● **PROVIDED INFORMATION**
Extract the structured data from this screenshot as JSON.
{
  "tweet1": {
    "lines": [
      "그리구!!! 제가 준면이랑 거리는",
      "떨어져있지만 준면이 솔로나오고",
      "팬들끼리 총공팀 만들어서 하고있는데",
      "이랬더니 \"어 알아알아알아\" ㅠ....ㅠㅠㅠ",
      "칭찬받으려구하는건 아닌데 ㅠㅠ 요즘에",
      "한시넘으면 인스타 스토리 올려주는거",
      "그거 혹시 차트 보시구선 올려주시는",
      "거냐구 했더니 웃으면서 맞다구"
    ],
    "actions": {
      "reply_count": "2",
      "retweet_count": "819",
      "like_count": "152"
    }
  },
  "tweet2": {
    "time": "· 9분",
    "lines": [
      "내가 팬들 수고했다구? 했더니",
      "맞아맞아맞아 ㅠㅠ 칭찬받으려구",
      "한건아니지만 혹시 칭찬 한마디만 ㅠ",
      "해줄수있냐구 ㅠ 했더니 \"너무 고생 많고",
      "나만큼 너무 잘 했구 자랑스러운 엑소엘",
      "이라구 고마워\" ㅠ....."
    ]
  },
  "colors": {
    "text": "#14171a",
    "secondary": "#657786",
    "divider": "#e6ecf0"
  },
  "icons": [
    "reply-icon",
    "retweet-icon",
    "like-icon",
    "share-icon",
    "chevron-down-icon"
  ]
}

● **WHAT YOU SHOULD DO**
Type out the full listing again, exactly as given.

● **SOLUTION TO THIS PROBLEM**
Extract the structured data from this screenshot as JSON.
{
  "tweet1": {
    "lines": [
      "그리구!!! 제가 준면이랑 거리는",
      "떨어져있지만 준면이 솔로나오고",
      "팬들끼리 총공팀 만들어서 하고있는데",
      "이랬더니 \"어 알아알아알아\" ㅠ....ㅠㅠㅠ",
      "칭찬받으려구하는건 아닌데 ㅠㅠ 요즘에",
      "한시넘으면 인스타 스토리 올려주는거",
      "그거 혹시 차트 보시구선 올려주시는",
      "거냐구 했더니 웃으면서 맞다구"
    ],
    "actions": {
      "reply_count": "2",
      "retweet_count": "819",
      "like_count": "152"
    }
  },
  "tweet2": {
    "time": "· 9분",
    "lines": [
      "내가 팬들 수고했다구? 했더니",
      "맞아맞아맞아 ㅠㅠ 칭찬받으려구",
      "한건아니지만 혹시 칭찬 한마디만 ㅠ",
      "해줄수있냐구 ㅠ 했더니 \"너무 고생 많고",
      "나만큼 너무 잘 했구 자랑스러운 엑소엘",
      "이라구 고마워\" ㅠ....."
    ]
  },
  "colors": {
    "text": "#14171a",
    "secondary": "#657786",
    "divider": "#e6ecf0"
  },
  "icons": [
    "reply-icon",
    "retweet-icon",
    "like-icon",
    "share-icon",
    "chevron-down-icon"
  ]
}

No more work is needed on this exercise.